====== Data records

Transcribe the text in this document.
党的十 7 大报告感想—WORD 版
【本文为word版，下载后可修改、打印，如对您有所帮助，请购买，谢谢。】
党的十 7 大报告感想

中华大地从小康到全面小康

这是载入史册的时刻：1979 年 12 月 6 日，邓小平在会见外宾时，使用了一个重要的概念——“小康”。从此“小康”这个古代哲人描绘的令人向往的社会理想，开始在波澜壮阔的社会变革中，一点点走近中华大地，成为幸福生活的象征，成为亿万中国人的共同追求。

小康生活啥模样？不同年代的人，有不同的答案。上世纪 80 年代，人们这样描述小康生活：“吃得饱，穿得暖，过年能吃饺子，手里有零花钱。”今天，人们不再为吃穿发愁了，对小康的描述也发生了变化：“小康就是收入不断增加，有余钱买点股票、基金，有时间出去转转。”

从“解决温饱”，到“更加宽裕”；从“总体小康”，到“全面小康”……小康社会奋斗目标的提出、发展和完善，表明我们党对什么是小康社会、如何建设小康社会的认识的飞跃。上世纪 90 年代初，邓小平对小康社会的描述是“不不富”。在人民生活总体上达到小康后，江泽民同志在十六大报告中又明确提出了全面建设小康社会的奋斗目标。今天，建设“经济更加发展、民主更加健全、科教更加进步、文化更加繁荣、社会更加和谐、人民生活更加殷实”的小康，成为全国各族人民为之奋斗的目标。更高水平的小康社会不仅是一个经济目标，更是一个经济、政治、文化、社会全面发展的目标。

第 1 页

============

## Instruction
Each line in the material above must be retyped without alteration.

## Full solution
Transcribe the text in this document.
党的十 7 大报告感想—WORD 版
【本文为word版，下载后可修改、打印，如对您有所帮助，请购买，谢谢。】
党的十 7 大报告感想

中华大地从小康到全面小康

这是载入史册的时刻：1979 年 12 月 6 日，邓小平在会见外宾时，使用了一个重要的概念——“小康”。从此“小康”这个古代哲人描绘的令人向往的社会理想，开始在波澜壮阔的社会变革中，一点点走近中华大地，成为幸福生活的象征，成为亿万中国人的共同追求。

小康生活啥模样？不同年代的人，有不同的答案。上世纪 80 年代，人们这样描述小康生活：“吃得饱，穿得暖，过年能吃饺子，手里有零花钱。”今天，人们不再为吃穿发愁了，对小康的描述也发生了变化：“小康就是收入不断增加，有余钱买点股票、基金，有时间出去转转。”

从“解决温饱”，到“更加宽裕”；从“总体小康”，到“全面小康”……小康社会奋斗目标的提出、发展和完善，表明我们党对什么是小康社会、如何建设小康社会的认识的飞跃。上世纪 90 年代初，邓小平对小康社会的描述是“不不富”。在人民生活总体上达到小康后，江泽民同志在十六大报告中又明确提出了全面建设小康社会的奋斗目标。今天，建设“经济更加发展、民主更加健全、科教更加进步、文化更加繁荣、社会更加和谐、人民生活更加殷实”的小康，成为全国各族人民为之奋斗的目标。更高水平的小康社会不仅是一个经济目标，更是一个经济、政治、文化、社会全面发展的目标。

第 1 页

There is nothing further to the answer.